◆ Material provided:
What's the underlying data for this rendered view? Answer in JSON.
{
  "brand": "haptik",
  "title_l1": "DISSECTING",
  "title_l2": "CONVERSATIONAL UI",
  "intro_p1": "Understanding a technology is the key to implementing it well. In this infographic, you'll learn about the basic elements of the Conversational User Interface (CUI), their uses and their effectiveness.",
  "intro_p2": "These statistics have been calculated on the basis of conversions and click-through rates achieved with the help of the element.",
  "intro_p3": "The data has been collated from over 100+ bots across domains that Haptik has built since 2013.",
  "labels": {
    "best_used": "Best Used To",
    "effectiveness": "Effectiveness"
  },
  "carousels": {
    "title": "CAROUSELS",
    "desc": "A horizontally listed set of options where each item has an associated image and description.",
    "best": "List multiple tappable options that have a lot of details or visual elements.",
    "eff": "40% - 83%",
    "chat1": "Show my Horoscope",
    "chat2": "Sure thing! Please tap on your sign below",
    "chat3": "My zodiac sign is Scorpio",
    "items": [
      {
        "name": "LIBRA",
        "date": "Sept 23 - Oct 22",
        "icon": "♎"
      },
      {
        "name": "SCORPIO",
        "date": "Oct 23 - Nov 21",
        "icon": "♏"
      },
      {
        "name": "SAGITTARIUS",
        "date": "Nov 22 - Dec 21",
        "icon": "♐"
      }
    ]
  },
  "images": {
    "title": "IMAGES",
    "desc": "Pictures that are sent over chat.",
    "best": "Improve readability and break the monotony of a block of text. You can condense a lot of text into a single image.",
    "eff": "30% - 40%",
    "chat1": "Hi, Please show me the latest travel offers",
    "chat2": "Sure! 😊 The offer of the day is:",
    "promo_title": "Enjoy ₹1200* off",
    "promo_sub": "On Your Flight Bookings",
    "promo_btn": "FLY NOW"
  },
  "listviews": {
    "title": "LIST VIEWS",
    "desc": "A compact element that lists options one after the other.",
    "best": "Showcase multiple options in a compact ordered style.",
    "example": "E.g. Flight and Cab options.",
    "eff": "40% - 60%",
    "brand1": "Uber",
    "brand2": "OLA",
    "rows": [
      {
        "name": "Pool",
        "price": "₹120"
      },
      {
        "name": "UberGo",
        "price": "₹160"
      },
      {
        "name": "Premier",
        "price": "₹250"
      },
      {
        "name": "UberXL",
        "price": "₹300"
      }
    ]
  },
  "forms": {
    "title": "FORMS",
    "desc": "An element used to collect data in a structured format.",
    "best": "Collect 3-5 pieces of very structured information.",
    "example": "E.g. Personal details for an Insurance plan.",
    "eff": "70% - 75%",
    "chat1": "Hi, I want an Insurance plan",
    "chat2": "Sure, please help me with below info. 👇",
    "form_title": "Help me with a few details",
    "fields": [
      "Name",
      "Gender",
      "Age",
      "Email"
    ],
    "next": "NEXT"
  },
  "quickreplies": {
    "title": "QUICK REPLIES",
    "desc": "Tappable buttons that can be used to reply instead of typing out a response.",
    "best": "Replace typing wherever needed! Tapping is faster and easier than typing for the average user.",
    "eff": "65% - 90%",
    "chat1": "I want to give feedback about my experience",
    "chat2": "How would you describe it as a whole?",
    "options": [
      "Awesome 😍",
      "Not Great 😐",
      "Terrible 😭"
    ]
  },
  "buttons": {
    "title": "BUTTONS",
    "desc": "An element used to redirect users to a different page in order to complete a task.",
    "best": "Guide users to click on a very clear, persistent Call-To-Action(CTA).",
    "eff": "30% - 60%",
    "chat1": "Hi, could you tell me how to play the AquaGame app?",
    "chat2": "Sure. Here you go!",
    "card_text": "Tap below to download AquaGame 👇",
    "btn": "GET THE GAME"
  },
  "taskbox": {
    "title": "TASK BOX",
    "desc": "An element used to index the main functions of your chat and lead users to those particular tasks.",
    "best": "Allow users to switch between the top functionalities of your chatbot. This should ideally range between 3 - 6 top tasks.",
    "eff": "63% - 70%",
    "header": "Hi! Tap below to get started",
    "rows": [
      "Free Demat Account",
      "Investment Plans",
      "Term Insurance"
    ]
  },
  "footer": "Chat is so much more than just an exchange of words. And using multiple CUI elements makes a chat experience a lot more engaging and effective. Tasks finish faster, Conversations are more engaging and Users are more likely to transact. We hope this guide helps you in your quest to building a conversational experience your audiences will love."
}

◆ Task details: Print out every record again, exactly and in full.

◆ Exercise output:
What's the underlying data for this rendered view? Answer in JSON.
{
  "brand": "haptik",
  "title_l1": "DISSECTING",
  "title_l2": "CONVERSATIONAL UI",
  "intro_p1": "Understanding a technology is the key to implementing it well. In this infographic, you'll learn about the basic elements of the Conversational User Interface (CUI), their uses and their effectiveness.",
  "intro_p2": "These statistics have been calculated on the basis of conversions and click-through rates achieved with the help of the element.",
  "intro_p3": "The data has been collated from over 100+ bots across domains that Haptik has built since 2013.",
  "labels": {
    "best_used": "Best Used To",
    "effectiveness": "Effectiveness"
  },
  "carousels": {
    "title": "CAROUSELS",
    "desc": "A horizontally listed set of options where each item has an associated image and description.",
    "best": "List multiple tappable options that have a lot of details or visual elements.",
    "eff": "40% - 83%",
    "chat1": "Show my Horoscope",
    "chat2": "Sure thing! Please tap on your sign below",
    "chat3": "My zodiac sign is Scorpio",
    "items": [
      {
        "name": "LIBRA",
        "date": "Sept 23 - Oct 22",
        "icon": "♎"
      },
      {
        "name": "SCORPIO",
        "date": "Oct 23 - Nov 21",
        "icon": "♏"
      },
      {
        "name": "SAGITTARIUS",
        "date": "Nov 22 - Dec 21",
        "icon": "♐"
      }
    ]
  },
  "images": {
    "title": "IMAGES",
    "desc": "Pictures that are sent over chat.",
    "best": "Improve readability and break the monotony of a block of text. You can condense a lot of text into a single image.",
    "eff": "30% - 40%",
    "chat1": "Hi, Please show me the latest travel offers",
    "chat2": "Sure! 😊 The offer of the day is:",
    "promo_title": "Enjoy ₹1200* off",
    "promo_sub": "On Your Flight Bookings",
    "promo_btn": "FLY NOW"
  },
  "listviews": {
    "title": "LIST VIEWS",
    "desc": "A compact element that lists options one after the other.",
    "best": "Showcase multiple options in a compact ordered style.",
    "example": "E.g. Flight and Cab options.",
    "eff": "40% - 60%",
    "brand1": "Uber",
    "brand2": "OLA",
    "rows": [
      {
        "name": "Pool",
        "price": "₹120"
      },
      {
        "name": "UberGo",
        "price": "₹160"
      },
      {
        "name": "Premier",
        "price": "₹250"
      },
      {
        "name": "UberXL",
        "price": "₹300"
      }
    ]
  },
  "forms": {
    "title": "FORMS",
    "desc": "An element used to collect data in a structured format.",
    "best": "Collect 3-5 pieces of very structured information.",
    "example": "E.g. Personal details for an Insurance plan.",
    "eff": "70% - 75%",
    "chat1": "Hi, I want an Insurance plan",
    "chat2": "Sure, please help me with below info. 👇",
    "form_title": "Help me with a few details",
    "fields": [
      "Name",
      "Gender",
      "Age",
      "Email"
    ],
    "next": "NEXT"
  },
  "quickreplies": {
    "title": "QUICK REPLIES",
    "desc": "Tappable buttons that can be used to reply instead of typing out a response.",
    "best": "Replace typing wherever needed! Tapping is faster and easier than typing for the average user.",
    "eff": "65% - 90%",
    "chat1": "I want to give feedback about my experience",
    "chat2": "How would you describe it as a whole?",
    "options": [
      "Awesome 😍",
      "Not Great 😐",
      "Terrible 😭"
    ]
  },
  "buttons": {
    "title": "BUTTONS",
    "desc": "An element used to redirect users to a different page in order to complete a task.",
    "best": "Guide users to click on a very clear, persistent Call-To-Action(CTA).",
    "eff": "30% - 60%",
    "chat1": "Hi, could you tell me how to play the AquaGame app?",
    "chat2": "Sure. Here you go!",
    "card_text": "Tap below to download AquaGame 👇",
    "btn": "GET THE GAME"
  },
  "taskbox": {
    "title": "TASK BOX",
    "desc": "An element used to index the main functions of your chat and lead users to those particular tasks.",
    "best": "Allow users to switch between the top functionalities of your chatbot. This should ideally range between 3 - 6 top tasks.",
    "eff": "63% - 70%",
    "header": "Hi! Tap below to get started",
    "rows": [
      "Free Demat Account",
      "Investment Plans",
      "Term Insurance"
    ]
  },
  "footer": "Chat is so much more than just an exchange of words. And using multiple CUI elements makes a chat experience a lot more engaging and effective. Tasks finish faster, Conversations are more engaging and Users are more likely to transact. We hope this guide helps you in your quest to building a conversational experience your audiences will love."
}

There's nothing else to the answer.